**Set exercise:** Set every record down verbatim and omit the pictures.

↓↓↓

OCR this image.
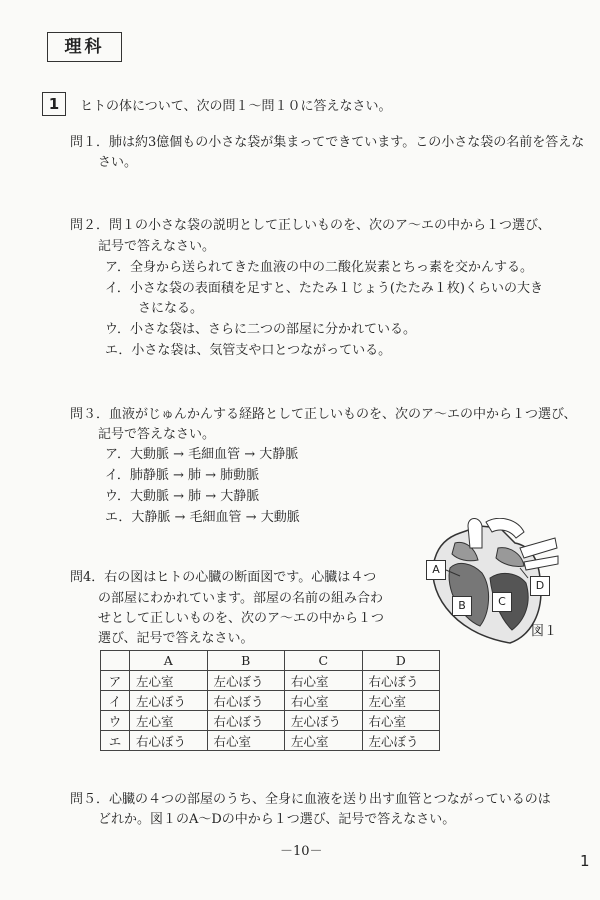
理科
1	ヒトの体について、次の問１～問１０に答えなさい。
問１．肺は約3億個もの小さな袋が集まってできています。この小さな袋の名前を答えな
さい。
問２．問１の小さな袋の説明として正しいものを、次のア～エの中から１つ選び、
記号で答えなさい。
ア．全身から送られてきた血液の中の二酸化炭素とちっ素を交かんする。
イ．小さな袋の表面積を足すと、たたみ１じょう(たたみ１枚)くらいの大き
さになる。
ウ．小さな袋は、さらに二つの部屋に分かれている。
エ．小さな袋は、気管支や口とつながっている。
問３．血液がじゅんかんする経路として正しいものを、次のア～エの中から１つ選び、
記号で答えなさい。
ア．大動脈 → 毛細血管 → 大静脈
イ．肺静脈 → 肺 → 肺動脈
ウ．大動脈 → 肺 → 大静脈
エ．大静脈 → 毛細血管 → 大動脈
問4．右の図はヒトの心臓の断面図です。心臓は４つ
の部屋にわかれています。部屋の名前の組み合わ
せとして正しいものを、次のア～エの中から１つ
選び、記号で答えなさい。
A
B	C
D
図１
	A	B	C	D
ア	左心室	左心ぼう	右心室	右心ぼう
イ	左心ぼう	右心ぼう	右心室	左心室
ウ	左心室	右心ぼう	左心ぼう	右心室
エ	右心ぼう	右心室	左心室	左心ぼう
問５．心臓の４つの部屋のうち、全身に血液を送り出す血管とつながっているのは
どれか。図１のA～Dの中から１つ選び、記号で答えなさい。
－10－
1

↑↑↑

**The response:**
OCR this image.
理科
1	ヒトの体について、次の問１～問１０に答えなさい。
問１．肺は約3億個もの小さな袋が集まってできています。この小さな袋の名前を答えな
さい。
問２．問１の小さな袋の説明として正しいものを、次のア～エの中から１つ選び、
記号で答えなさい。
ア．全身から送られてきた血液の中の二酸化炭素とちっ素を交かんする。
イ．小さな袋の表面積を足すと、たたみ１じょう(たたみ１枚)くらいの大き
さになる。
ウ．小さな袋は、さらに二つの部屋に分かれている。
エ．小さな袋は、気管支や口とつながっている。
問３．血液がじゅんかんする経路として正しいものを、次のア～エの中から１つ選び、
記号で答えなさい。
ア．大動脈 → 毛細血管 → 大静脈
イ．肺静脈 → 肺 → 肺動脈
ウ．大動脈 → 肺 → 大静脈
エ．大静脈 → 毛細血管 → 大動脈
問4．右の図はヒトの心臓の断面図です。心臓は４つ
の部屋にわかれています。部屋の名前の組み合わ
せとして正しいものを、次のア～エの中から１つ
選び、記号で答えなさい。
A
B	C
D
図１
	A	B	C	D
ア	左心室	左心ぼう	右心室	右心ぼう
イ	左心ぼう	右心ぼう	右心室	左心室
ウ	左心室	右心ぼう	左心ぼう	右心室
エ	右心ぼう	右心室	左心室	左心ぼう
問５．心臓の４つの部屋のうち、全身に血液を送り出す血管とつながっているのは
どれか。図１のA～Dの中から１つ選び、記号で答えなさい。
－10－
1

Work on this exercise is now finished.